Data listing »
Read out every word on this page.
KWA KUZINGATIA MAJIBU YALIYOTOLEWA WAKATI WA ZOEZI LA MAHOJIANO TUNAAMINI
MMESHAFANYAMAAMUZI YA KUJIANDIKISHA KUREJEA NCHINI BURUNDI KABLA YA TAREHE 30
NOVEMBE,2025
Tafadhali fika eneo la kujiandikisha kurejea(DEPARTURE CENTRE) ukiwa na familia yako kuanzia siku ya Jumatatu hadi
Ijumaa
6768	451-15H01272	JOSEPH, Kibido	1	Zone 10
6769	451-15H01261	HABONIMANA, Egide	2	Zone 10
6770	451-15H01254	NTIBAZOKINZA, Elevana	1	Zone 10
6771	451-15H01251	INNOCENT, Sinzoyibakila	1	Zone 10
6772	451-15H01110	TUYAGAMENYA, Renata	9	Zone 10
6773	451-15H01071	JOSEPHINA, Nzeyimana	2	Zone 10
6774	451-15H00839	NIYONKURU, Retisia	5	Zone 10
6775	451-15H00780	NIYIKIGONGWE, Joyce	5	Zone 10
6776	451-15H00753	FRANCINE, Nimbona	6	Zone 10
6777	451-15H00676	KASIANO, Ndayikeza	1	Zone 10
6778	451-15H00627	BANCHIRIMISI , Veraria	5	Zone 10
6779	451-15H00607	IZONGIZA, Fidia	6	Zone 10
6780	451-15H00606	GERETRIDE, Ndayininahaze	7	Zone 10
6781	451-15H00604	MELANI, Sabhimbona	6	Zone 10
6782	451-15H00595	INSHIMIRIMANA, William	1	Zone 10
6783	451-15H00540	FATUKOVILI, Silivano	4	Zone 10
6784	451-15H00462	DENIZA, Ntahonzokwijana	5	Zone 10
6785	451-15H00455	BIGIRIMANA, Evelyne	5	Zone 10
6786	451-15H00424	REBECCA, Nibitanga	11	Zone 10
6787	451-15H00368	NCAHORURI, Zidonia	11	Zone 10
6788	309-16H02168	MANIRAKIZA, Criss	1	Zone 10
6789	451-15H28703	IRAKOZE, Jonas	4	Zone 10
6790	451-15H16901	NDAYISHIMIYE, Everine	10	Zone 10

Stated task » Go through the records and print each one exactly.

Final result »
Read out every word on this page.
KWA KUZINGATIA MAJIBU YALIYOTOLEWA WAKATI WA ZOEZI LA MAHOJIANO TUNAAMINI
MMESHAFANYAMAAMUZI YA KUJIANDIKISHA KUREJEA NCHINI BURUNDI KABLA YA TAREHE 30
NOVEMBE,2025
Tafadhali fika eneo la kujiandikisha kurejea(DEPARTURE CENTRE) ukiwa na familia yako kuanzia siku ya Jumatatu hadi
Ijumaa
6768	451-15H01272	JOSEPH, Kibido	1	Zone 10
6769	451-15H01261	HABONIMANA, Egide	2	Zone 10
6770	451-15H01254	NTIBAZOKINZA, Elevana	1	Zone 10
6771	451-15H01251	INNOCENT, Sinzoyibakila	1	Zone 10
6772	451-15H01110	TUYAGAMENYA, Renata	9	Zone 10
6773	451-15H01071	JOSEPHINA, Nzeyimana	2	Zone 10
6774	451-15H00839	NIYONKURU, Retisia	5	Zone 10
6775	451-15H00780	NIYIKIGONGWE, Joyce	5	Zone 10
6776	451-15H00753	FRANCINE, Nimbona	6	Zone 10
6777	451-15H00676	KASIANO, Ndayikeza	1	Zone 10
6778	451-15H00627	BANCHIRIMISI , Veraria	5	Zone 10
6779	451-15H00607	IZONGIZA, Fidia	6	Zone 10
6780	451-15H00606	GERETRIDE, Ndayininahaze	7	Zone 10
6781	451-15H00604	MELANI, Sabhimbona	6	Zone 10
6782	451-15H00595	INSHIMIRIMANA, William	1	Zone 10
6783	451-15H00540	FATUKOVILI, Silivano	4	Zone 10
6784	451-15H00462	DENIZA, Ntahonzokwijana	5	Zone 10
6785	451-15H00455	BIGIRIMANA, Evelyne	5	Zone 10
6786	451-15H00424	REBECCA, Nibitanga	11	Zone 10
6787	451-15H00368	NCAHORURI, Zidonia	11	Zone 10
6788	309-16H02168	MANIRAKIZA, Criss	1	Zone 10
6789	451-15H28703	IRAKOZE, Jonas	4	Zone 10
6790	451-15H16901	NDAYISHIMIYE, Everine	10	Zone 10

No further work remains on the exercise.